((

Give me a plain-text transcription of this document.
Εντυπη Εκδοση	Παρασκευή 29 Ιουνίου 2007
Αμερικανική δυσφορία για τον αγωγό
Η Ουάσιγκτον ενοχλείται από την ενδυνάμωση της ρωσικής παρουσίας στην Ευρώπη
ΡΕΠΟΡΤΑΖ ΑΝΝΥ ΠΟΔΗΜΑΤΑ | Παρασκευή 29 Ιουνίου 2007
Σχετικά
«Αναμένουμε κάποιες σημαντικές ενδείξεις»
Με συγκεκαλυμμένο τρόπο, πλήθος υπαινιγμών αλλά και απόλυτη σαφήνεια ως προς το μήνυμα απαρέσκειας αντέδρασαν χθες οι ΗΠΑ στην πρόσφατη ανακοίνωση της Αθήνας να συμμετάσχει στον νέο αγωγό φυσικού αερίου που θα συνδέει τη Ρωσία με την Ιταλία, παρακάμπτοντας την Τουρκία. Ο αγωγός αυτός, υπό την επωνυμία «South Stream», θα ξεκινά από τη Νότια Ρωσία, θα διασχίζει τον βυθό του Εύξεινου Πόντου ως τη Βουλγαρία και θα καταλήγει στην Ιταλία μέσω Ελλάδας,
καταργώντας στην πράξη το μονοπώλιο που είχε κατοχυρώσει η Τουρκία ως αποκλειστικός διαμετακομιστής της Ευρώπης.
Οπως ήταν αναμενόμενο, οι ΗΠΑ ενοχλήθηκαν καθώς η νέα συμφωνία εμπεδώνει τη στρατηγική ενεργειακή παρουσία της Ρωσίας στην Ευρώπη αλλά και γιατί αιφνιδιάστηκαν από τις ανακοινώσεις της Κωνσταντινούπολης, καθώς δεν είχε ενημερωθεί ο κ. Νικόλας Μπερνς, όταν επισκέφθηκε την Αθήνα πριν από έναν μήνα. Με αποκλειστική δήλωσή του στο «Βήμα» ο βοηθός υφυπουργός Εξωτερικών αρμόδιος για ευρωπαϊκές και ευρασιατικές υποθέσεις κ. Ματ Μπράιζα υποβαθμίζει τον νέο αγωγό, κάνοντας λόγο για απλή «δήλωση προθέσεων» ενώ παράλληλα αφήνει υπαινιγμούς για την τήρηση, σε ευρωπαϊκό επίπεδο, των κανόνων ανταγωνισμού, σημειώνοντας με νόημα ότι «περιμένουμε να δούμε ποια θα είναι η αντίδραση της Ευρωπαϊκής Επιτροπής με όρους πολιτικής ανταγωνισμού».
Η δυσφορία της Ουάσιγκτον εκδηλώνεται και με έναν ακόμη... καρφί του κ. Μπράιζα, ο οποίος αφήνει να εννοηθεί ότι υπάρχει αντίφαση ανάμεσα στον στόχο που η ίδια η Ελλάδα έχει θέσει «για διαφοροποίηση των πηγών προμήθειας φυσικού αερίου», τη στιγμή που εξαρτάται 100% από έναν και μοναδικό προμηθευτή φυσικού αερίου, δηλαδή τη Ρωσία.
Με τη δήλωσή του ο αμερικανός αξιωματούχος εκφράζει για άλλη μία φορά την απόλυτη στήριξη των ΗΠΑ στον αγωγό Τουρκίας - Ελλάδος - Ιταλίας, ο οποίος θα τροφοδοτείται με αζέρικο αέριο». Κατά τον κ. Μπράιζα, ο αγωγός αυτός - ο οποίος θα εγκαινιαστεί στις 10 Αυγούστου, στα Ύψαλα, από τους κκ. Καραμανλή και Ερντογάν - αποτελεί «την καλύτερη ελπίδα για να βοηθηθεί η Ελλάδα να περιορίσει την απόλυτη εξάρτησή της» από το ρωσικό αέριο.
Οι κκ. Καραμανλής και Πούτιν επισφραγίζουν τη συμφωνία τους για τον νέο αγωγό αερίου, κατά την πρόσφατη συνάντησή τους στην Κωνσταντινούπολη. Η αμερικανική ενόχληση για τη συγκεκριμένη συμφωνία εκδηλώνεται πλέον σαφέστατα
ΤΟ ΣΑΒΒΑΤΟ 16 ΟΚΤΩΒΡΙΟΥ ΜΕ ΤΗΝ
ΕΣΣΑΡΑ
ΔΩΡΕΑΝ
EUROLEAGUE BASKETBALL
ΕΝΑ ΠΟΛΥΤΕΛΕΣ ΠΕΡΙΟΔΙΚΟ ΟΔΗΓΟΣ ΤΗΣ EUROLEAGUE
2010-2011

))

**TASK TO COMPLETE:** Copy the material above, line for line.

**COMPLETE RESPONSE:**
Give me a plain-text transcription of this document.
Εντυπη Εκδοση	Παρασκευή 29 Ιουνίου 2007
Αμερικανική δυσφορία για τον αγωγό
Η Ουάσιγκτον ενοχλείται από την ενδυνάμωση της ρωσικής παρουσίας στην Ευρώπη
ΡΕΠΟΡΤΑΖ ΑΝΝΥ ΠΟΔΗΜΑΤΑ | Παρασκευή 29 Ιουνίου 2007
Σχετικά
«Αναμένουμε κάποιες σημαντικές ενδείξεις»
Με συγκεκαλυμμένο τρόπο, πλήθος υπαινιγμών αλλά και απόλυτη σαφήνεια ως προς το μήνυμα απαρέσκειας αντέδρασαν χθες οι ΗΠΑ στην πρόσφατη ανακοίνωση της Αθήνας να συμμετάσχει στον νέο αγωγό φυσικού αερίου που θα συνδέει τη Ρωσία με την Ιταλία, παρακάμπτοντας την Τουρκία. Ο αγωγός αυτός, υπό την επωνυμία «South Stream», θα ξεκινά από τη Νότια Ρωσία, θα διασχίζει τον βυθό του Εύξεινου Πόντου ως τη Βουλγαρία και θα καταλήγει στην Ιταλία μέσω Ελλάδας,
καταργώντας στην πράξη το μονοπώλιο που είχε κατοχυρώσει η Τουρκία ως αποκλειστικός διαμετακομιστής της Ευρώπης.
Οπως ήταν αναμενόμενο, οι ΗΠΑ ενοχλήθηκαν καθώς η νέα συμφωνία εμπεδώνει τη στρατηγική ενεργειακή παρουσία της Ρωσίας στην Ευρώπη αλλά και γιατί αιφνιδιάστηκαν από τις ανακοινώσεις της Κωνσταντινούπολης, καθώς δεν είχε ενημερωθεί ο κ. Νικόλας Μπερνς, όταν επισκέφθηκε την Αθήνα πριν από έναν μήνα. Με αποκλειστική δήλωσή του στο «Βήμα» ο βοηθός υφυπουργός Εξωτερικών αρμόδιος για ευρωπαϊκές και ευρασιατικές υποθέσεις κ. Ματ Μπράιζα υποβαθμίζει τον νέο αγωγό, κάνοντας λόγο για απλή «δήλωση προθέσεων» ενώ παράλληλα αφήνει υπαινιγμούς για την τήρηση, σε ευρωπαϊκό επίπεδο, των κανόνων ανταγωνισμού, σημειώνοντας με νόημα ότι «περιμένουμε να δούμε ποια θα είναι η αντίδραση της Ευρωπαϊκής Επιτροπής με όρους πολιτικής ανταγωνισμού».
Η δυσφορία της Ουάσιγκτον εκδηλώνεται και με έναν ακόμη... καρφί του κ. Μπράιζα, ο οποίος αφήνει να εννοηθεί ότι υπάρχει αντίφαση ανάμεσα στον στόχο που η ίδια η Ελλάδα έχει θέσει «για διαφοροποίηση των πηγών προμήθειας φυσικού αερίου», τη στιγμή που εξαρτάται 100% από έναν και μοναδικό προμηθευτή φυσικού αερίου, δηλαδή τη Ρωσία.
Με τη δήλωσή του ο αμερικανός αξιωματούχος εκφράζει για άλλη μία φορά την απόλυτη στήριξη των ΗΠΑ στον αγωγό Τουρκίας - Ελλάδος - Ιταλίας, ο οποίος θα τροφοδοτείται με αζέρικο αέριο». Κατά τον κ. Μπράιζα, ο αγωγός αυτός - ο οποίος θα εγκαινιαστεί στις 10 Αυγούστου, στα Ύψαλα, από τους κκ. Καραμανλή και Ερντογάν - αποτελεί «την καλύτερη ελπίδα για να βοηθηθεί η Ελλάδα να περιορίσει την απόλυτη εξάρτησή της» από το ρωσικό αέριο.
Οι κκ. Καραμανλής και Πούτιν επισφραγίζουν τη συμφωνία τους για τον νέο αγωγό αερίου, κατά την πρόσφατη συνάντησή τους στην Κωνσταντινούπολη. Η αμερικανική ενόχληση για τη συγκεκριμένη συμφωνία εκδηλώνεται πλέον σαφέστατα
ΤΟ ΣΑΒΒΑΤΟ 16 ΟΚΤΩΒΡΙΟΥ ΜΕ ΤΗΝ
ΕΣΣΑΡΑ
ΔΩΡΕΑΝ
EUROLEAGUE BASKETBALL
ΕΝΑ ΠΟΛΥΤΕΛΕΣ ΠΕΡΙΟΔΙΚΟ ΟΔΗΓΟΣ ΤΗΣ EUROLEAGUE
2010-2011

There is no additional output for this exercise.